Every line below that holds the string "unsafe" should be copied out.
────────────────
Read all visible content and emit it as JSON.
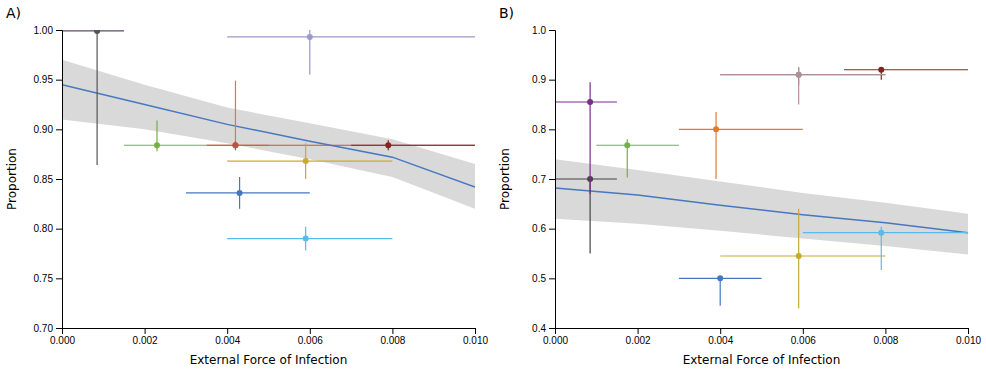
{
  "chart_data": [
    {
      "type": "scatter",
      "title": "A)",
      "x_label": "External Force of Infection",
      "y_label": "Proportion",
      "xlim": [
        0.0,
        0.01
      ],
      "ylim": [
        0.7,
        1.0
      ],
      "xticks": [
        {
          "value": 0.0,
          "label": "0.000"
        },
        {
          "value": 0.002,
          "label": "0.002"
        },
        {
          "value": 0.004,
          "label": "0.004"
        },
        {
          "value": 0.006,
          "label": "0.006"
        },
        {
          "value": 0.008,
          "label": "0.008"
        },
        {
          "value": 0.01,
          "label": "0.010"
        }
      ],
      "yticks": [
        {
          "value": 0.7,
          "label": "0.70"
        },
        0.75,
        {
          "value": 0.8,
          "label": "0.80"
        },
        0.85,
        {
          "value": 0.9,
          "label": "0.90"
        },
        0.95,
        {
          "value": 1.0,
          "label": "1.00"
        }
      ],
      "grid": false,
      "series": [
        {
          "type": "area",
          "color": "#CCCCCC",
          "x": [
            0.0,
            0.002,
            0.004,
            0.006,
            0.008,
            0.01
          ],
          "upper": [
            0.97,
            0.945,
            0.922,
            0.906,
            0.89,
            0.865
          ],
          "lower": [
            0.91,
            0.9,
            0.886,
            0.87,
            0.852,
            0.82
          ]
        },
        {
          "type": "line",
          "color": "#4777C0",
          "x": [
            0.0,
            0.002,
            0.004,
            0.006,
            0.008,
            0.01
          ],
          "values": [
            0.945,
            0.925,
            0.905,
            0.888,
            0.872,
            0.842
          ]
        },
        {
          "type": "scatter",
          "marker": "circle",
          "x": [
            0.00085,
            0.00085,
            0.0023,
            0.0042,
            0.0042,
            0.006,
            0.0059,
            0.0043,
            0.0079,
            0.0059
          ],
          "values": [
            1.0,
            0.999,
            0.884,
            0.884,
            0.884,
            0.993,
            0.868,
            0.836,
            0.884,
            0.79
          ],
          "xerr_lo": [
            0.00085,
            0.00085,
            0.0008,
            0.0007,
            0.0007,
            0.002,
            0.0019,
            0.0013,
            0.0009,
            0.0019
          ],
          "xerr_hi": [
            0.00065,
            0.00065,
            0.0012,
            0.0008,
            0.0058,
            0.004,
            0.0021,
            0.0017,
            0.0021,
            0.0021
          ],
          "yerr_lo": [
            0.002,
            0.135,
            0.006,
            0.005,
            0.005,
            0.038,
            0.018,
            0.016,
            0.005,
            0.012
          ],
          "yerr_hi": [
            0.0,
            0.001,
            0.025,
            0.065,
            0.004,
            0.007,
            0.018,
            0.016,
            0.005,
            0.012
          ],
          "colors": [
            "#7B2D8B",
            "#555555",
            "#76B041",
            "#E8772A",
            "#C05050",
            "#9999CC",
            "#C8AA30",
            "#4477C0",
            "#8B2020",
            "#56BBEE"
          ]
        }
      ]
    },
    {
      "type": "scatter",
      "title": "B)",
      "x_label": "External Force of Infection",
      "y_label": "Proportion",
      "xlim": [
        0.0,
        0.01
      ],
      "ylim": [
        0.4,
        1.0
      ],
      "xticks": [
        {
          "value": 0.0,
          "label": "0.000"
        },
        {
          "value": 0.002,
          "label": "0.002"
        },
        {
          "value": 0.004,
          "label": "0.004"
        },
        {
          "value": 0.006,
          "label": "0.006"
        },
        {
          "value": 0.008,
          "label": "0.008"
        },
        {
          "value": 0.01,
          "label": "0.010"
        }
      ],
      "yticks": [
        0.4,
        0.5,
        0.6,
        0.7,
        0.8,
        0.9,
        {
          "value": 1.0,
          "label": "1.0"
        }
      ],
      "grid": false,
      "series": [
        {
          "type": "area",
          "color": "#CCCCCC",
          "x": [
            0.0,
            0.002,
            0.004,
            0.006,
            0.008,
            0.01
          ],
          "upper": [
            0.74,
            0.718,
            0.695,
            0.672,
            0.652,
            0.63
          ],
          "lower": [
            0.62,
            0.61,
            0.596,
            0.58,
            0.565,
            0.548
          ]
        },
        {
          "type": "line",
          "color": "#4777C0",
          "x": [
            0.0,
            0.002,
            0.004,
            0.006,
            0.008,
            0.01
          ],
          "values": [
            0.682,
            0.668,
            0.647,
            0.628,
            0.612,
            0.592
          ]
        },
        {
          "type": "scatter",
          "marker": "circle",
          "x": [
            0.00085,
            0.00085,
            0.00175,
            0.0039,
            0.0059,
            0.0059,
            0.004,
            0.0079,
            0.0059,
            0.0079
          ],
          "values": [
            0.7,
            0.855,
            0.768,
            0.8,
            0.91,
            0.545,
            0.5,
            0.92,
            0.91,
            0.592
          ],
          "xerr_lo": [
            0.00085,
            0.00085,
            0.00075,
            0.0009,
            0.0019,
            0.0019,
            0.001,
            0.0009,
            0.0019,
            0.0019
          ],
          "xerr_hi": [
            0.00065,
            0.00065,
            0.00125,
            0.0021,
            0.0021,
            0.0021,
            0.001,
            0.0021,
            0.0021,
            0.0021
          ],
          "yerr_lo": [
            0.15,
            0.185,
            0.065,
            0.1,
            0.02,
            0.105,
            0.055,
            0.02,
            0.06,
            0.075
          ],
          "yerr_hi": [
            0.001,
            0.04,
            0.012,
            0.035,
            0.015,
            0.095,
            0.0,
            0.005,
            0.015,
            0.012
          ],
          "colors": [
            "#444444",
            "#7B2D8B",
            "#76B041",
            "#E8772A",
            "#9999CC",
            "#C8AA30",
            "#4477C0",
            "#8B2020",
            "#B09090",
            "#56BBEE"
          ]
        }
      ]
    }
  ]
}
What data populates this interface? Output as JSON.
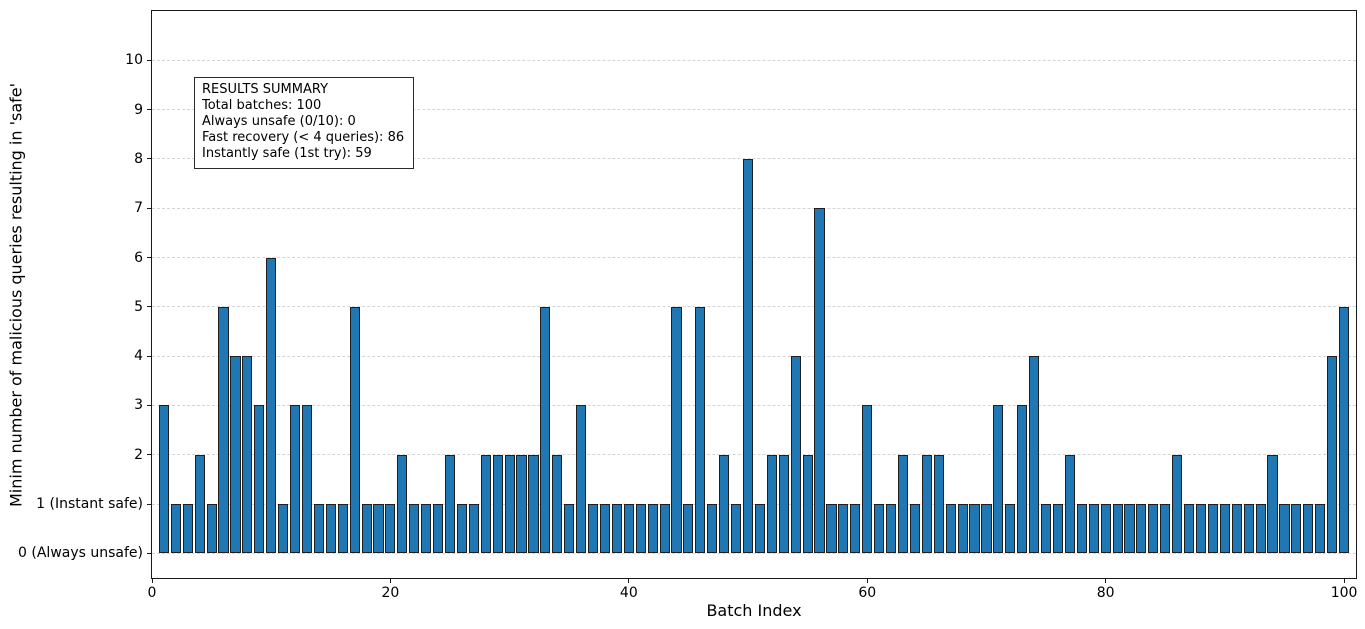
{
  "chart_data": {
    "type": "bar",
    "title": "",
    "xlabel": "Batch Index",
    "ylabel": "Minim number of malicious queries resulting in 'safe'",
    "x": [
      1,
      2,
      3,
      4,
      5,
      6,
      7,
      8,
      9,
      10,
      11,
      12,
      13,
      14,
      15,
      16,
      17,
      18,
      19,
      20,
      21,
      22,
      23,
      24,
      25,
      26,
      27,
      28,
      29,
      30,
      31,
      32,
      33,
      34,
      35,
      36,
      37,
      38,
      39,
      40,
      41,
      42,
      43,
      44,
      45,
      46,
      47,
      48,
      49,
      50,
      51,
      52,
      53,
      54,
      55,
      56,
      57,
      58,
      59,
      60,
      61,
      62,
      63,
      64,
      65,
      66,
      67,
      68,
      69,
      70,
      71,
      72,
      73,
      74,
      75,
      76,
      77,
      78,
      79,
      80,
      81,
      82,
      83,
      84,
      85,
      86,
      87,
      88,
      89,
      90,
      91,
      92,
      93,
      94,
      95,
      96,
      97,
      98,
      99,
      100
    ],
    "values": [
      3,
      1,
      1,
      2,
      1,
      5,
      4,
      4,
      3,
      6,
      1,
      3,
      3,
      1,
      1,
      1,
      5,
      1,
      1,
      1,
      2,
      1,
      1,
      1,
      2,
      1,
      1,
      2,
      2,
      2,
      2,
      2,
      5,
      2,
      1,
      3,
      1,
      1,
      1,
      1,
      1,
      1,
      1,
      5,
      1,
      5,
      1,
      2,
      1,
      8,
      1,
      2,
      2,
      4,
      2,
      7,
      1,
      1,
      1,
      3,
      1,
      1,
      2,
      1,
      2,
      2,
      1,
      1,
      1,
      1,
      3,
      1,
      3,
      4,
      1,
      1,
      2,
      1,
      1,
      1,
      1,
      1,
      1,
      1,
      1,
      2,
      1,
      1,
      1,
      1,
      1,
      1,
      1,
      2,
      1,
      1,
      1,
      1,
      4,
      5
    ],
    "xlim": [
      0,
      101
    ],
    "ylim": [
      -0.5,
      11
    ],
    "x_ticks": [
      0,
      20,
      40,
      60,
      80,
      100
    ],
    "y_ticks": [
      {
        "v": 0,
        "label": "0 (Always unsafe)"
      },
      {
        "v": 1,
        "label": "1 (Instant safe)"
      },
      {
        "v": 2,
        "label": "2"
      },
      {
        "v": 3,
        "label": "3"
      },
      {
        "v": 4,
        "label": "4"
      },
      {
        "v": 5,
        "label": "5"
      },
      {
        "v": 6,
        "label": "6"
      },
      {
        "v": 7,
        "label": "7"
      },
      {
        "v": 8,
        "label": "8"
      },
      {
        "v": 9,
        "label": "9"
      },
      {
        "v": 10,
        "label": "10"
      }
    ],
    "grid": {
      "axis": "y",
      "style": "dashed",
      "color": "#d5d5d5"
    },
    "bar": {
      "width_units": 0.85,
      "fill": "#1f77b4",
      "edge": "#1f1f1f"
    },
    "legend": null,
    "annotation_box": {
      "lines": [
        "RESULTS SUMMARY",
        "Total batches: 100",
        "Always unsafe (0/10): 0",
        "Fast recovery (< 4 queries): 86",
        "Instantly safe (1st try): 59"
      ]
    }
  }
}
────────────────
Exercise solution -
        "label": "0 (Always unsafe)"
        "Always unsafe (0/10): 0",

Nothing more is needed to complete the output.